STATED EXERCISE – Using the listing below, extract each line that has the word "marker" in it.

EXTRACTED INFORMATION –
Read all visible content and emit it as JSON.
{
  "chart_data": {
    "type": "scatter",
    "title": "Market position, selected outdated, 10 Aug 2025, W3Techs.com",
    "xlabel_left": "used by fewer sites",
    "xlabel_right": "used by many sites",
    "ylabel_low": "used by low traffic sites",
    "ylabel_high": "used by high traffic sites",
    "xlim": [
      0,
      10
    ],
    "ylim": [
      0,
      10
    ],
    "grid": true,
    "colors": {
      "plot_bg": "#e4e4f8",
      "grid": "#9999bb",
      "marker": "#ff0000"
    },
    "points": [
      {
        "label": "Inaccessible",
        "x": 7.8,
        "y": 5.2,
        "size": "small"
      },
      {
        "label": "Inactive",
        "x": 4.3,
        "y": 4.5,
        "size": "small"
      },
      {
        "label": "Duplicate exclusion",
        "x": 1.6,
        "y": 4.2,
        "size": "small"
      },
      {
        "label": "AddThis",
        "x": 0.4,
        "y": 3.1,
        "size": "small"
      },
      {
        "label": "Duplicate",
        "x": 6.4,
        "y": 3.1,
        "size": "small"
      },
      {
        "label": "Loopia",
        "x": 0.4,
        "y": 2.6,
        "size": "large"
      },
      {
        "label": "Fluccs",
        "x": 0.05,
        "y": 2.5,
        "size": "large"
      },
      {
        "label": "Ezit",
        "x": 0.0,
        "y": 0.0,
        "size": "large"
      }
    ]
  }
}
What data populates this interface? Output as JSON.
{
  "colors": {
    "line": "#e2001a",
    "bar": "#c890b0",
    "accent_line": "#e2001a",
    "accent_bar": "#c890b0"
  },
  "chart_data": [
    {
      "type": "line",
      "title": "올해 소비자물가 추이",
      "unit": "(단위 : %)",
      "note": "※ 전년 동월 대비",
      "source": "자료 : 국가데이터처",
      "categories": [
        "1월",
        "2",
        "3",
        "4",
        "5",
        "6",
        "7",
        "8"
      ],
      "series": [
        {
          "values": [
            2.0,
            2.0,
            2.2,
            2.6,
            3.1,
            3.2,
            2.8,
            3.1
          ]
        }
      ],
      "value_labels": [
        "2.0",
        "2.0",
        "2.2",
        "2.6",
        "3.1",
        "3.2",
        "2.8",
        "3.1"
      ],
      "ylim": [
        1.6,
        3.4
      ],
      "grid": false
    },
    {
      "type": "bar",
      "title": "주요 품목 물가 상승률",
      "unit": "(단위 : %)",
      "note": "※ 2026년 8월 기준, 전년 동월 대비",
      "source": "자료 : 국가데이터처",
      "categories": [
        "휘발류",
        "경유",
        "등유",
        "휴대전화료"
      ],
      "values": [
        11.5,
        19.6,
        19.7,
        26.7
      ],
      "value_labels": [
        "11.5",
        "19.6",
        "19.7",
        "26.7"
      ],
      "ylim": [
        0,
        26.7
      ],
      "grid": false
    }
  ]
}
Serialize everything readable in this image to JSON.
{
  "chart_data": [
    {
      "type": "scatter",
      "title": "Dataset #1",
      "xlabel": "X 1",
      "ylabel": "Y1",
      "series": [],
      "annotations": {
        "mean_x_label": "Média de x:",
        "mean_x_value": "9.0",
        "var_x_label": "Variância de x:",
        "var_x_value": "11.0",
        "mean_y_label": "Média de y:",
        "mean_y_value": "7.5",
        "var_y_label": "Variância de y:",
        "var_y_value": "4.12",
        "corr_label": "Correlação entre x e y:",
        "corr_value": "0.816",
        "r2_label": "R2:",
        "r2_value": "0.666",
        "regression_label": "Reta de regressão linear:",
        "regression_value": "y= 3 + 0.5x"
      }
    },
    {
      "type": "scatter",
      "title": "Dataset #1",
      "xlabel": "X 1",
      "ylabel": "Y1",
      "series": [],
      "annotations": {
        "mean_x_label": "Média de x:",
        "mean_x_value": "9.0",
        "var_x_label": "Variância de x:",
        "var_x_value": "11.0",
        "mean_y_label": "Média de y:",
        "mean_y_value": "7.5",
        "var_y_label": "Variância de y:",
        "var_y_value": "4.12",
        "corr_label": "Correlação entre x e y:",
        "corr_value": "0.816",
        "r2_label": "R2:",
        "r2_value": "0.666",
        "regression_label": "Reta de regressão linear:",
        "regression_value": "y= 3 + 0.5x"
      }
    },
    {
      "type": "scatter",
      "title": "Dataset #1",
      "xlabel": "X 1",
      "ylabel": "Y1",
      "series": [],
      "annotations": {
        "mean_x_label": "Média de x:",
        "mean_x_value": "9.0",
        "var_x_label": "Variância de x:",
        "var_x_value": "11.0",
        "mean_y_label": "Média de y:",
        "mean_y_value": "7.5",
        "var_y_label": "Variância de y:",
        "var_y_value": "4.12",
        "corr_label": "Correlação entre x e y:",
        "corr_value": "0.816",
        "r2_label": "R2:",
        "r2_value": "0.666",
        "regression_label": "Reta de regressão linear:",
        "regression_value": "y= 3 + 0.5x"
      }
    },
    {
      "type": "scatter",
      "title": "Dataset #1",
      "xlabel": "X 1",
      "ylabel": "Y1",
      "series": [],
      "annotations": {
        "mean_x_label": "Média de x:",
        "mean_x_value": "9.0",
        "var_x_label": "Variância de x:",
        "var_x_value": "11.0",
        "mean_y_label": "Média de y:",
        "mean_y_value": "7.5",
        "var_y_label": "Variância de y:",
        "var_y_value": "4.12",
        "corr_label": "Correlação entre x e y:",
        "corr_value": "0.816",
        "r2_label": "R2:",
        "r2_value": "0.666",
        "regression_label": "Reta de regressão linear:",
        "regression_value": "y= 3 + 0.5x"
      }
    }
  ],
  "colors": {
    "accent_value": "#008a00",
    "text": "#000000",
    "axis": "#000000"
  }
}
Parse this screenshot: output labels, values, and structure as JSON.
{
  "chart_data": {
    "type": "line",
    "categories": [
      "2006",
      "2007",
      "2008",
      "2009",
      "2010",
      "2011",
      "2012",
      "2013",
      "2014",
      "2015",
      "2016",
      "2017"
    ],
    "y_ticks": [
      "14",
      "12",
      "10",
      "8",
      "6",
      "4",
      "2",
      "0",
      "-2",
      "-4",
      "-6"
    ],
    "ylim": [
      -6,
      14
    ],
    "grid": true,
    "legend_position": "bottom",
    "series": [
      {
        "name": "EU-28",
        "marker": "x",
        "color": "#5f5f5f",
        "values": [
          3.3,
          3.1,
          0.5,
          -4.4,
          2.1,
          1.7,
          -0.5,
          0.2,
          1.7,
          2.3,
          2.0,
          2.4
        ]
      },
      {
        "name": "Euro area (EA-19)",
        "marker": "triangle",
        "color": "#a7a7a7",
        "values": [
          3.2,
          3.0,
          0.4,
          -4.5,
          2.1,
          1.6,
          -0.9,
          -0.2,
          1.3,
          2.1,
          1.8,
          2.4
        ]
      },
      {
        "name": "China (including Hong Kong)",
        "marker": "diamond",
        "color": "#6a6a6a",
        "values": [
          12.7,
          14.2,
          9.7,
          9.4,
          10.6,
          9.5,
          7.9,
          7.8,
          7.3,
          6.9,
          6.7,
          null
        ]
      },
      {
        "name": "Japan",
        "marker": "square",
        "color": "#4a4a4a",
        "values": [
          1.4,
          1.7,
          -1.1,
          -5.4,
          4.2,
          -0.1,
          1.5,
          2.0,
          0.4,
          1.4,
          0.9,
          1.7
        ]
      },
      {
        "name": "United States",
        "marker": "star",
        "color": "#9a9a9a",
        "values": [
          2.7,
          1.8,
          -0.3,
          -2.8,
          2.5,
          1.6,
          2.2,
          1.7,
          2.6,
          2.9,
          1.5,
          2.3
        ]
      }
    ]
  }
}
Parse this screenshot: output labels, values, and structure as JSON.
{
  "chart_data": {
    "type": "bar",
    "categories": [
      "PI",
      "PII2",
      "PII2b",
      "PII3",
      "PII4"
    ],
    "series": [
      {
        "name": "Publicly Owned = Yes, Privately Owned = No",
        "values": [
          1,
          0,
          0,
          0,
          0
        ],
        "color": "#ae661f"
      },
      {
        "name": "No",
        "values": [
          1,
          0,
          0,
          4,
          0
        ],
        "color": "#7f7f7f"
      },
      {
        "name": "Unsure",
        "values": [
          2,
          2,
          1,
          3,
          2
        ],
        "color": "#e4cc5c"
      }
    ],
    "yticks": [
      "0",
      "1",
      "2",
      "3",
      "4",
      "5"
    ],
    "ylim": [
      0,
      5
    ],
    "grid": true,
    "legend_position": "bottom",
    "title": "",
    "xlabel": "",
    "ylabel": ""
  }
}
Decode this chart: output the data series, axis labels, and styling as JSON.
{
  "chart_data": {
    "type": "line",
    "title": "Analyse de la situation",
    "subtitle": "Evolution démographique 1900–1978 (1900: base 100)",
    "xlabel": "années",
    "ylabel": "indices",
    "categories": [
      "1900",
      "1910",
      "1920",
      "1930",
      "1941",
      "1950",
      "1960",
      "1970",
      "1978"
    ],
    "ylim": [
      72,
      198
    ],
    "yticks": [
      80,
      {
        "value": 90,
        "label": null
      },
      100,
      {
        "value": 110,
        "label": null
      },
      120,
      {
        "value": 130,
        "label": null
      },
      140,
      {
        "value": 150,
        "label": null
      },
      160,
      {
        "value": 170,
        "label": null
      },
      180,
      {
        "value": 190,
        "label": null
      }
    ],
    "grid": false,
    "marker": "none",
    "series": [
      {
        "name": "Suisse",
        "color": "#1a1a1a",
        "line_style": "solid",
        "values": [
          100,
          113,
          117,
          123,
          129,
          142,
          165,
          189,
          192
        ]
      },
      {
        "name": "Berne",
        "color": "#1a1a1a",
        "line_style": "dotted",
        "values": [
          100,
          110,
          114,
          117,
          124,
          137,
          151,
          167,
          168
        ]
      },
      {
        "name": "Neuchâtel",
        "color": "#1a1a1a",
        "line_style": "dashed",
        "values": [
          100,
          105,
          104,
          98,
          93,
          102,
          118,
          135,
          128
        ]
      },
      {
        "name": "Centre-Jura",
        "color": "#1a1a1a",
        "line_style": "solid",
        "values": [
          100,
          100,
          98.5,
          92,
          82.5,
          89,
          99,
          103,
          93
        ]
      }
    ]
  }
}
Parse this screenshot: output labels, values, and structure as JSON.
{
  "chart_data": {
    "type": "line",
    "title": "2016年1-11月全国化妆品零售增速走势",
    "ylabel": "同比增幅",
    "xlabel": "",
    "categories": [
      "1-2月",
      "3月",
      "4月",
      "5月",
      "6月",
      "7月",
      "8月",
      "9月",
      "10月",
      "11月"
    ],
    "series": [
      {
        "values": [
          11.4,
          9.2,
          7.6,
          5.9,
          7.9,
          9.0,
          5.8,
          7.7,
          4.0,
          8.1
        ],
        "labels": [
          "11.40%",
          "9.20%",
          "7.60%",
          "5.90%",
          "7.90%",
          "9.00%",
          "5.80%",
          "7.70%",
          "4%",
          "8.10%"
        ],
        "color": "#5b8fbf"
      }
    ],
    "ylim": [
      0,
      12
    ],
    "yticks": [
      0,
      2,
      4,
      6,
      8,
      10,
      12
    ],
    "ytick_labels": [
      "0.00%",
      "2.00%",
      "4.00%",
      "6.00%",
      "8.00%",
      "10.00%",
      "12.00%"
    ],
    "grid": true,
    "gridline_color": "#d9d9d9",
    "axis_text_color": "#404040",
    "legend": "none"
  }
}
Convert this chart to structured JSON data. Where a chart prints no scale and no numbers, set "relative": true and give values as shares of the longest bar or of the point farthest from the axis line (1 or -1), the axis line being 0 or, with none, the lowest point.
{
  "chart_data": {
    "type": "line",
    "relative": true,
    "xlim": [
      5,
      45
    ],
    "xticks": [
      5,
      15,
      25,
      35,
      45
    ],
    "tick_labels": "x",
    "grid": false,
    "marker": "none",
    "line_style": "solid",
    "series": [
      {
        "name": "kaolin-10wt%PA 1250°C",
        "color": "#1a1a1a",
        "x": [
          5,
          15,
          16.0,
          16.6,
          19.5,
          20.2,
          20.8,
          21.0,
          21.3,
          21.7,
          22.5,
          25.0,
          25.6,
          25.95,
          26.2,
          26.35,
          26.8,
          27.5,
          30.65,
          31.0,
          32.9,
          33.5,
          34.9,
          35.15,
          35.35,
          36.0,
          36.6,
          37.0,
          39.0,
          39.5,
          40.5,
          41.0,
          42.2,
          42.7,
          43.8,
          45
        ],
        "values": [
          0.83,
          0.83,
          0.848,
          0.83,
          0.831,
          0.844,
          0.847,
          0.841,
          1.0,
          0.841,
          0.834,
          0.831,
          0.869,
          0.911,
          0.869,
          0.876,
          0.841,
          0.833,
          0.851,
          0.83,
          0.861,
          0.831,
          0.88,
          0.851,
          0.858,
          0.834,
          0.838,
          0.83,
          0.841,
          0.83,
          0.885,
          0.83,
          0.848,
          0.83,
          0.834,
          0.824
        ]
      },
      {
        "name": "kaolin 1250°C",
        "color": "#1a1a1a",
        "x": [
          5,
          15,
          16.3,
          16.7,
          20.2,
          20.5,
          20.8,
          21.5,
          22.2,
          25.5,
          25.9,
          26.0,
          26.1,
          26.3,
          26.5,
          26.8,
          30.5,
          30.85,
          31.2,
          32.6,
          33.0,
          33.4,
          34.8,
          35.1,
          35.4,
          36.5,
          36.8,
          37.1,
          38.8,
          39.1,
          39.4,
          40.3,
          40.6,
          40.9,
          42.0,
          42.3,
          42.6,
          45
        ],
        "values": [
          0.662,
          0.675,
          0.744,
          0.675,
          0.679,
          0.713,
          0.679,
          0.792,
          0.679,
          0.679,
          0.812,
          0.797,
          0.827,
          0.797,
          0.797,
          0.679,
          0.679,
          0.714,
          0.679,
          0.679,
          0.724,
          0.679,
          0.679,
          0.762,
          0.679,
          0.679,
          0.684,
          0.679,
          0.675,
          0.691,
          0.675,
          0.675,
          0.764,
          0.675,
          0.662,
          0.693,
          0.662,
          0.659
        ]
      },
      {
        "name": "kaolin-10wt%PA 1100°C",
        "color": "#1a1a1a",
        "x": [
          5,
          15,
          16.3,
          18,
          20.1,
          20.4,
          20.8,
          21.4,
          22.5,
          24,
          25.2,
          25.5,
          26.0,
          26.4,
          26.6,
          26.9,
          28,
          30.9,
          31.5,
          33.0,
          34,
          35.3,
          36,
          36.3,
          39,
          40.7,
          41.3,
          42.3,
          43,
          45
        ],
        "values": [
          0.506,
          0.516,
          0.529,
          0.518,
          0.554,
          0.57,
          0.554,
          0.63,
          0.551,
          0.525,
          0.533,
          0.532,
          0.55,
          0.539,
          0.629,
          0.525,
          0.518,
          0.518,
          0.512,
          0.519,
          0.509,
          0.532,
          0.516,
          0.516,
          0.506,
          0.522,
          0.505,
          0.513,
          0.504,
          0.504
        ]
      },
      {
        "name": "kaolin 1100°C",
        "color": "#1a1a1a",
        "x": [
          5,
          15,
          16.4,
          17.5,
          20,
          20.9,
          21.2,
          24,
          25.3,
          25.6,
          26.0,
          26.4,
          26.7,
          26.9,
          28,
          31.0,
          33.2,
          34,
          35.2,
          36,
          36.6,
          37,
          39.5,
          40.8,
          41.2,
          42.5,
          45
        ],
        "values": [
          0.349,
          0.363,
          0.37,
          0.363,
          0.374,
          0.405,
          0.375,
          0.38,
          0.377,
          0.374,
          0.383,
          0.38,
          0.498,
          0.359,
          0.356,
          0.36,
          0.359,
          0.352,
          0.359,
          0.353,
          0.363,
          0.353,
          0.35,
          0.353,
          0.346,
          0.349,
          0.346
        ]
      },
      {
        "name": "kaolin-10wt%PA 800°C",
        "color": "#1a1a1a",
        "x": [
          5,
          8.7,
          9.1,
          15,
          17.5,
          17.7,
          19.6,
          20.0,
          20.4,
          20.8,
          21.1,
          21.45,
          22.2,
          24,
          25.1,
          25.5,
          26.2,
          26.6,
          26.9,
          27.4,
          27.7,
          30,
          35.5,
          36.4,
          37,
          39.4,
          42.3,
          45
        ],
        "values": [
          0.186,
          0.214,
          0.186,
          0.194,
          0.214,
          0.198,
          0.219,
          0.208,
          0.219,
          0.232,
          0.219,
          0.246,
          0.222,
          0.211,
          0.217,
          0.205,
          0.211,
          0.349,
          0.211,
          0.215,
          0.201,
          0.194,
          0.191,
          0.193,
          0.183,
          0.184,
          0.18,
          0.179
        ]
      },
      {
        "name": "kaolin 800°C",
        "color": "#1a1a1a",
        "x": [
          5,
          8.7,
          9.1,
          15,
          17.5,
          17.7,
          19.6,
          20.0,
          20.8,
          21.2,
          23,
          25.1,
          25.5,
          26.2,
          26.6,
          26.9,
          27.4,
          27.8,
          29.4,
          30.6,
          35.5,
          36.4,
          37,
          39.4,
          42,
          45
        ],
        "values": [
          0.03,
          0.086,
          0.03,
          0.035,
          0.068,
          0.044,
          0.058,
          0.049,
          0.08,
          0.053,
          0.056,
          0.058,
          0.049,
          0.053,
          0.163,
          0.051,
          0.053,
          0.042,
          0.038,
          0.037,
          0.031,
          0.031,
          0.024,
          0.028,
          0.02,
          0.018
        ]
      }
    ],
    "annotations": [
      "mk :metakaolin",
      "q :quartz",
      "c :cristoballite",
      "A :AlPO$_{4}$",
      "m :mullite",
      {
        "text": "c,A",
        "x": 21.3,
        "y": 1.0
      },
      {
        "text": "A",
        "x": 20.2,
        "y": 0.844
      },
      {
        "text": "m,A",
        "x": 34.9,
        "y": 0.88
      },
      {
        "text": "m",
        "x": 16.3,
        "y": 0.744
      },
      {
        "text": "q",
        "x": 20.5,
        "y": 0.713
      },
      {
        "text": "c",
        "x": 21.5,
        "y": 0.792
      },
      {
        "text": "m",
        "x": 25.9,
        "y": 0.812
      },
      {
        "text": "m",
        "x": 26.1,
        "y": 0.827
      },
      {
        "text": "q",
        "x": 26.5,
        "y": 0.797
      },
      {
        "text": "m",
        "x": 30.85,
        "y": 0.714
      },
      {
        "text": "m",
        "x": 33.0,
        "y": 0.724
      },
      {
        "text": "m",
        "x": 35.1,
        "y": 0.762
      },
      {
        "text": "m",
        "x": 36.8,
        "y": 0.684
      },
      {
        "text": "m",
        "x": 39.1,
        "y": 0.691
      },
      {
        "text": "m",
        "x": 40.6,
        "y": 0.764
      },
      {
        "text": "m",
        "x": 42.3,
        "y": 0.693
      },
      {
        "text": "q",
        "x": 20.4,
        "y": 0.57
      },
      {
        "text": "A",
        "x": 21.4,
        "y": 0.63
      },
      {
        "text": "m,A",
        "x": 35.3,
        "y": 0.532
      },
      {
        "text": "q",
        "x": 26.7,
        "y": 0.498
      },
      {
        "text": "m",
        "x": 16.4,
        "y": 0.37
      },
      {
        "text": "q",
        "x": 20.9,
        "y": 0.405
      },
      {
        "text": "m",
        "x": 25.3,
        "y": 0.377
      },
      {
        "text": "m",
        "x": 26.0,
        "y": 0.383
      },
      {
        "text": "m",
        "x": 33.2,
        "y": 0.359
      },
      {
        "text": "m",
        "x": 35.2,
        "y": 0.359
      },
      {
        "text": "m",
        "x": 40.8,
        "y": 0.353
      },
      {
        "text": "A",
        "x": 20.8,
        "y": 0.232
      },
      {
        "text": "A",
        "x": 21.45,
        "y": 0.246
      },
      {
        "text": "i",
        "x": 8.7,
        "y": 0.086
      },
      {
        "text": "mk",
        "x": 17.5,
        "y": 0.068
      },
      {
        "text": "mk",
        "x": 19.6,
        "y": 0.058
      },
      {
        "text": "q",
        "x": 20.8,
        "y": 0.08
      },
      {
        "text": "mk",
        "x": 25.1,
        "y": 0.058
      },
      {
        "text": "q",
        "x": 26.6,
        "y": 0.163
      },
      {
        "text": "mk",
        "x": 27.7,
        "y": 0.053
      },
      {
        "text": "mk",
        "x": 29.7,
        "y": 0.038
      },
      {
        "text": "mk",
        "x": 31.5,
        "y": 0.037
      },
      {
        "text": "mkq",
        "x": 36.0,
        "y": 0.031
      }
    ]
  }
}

SOLUTION TO THE PROBLEM –
      "marker": "#ff0000"
        "marker": "x",
        "marker": "triangle",
        "marker": "diamond",
        "marker": "square",
        "marker": "star",
    "marker": "none",
    "marker": "none",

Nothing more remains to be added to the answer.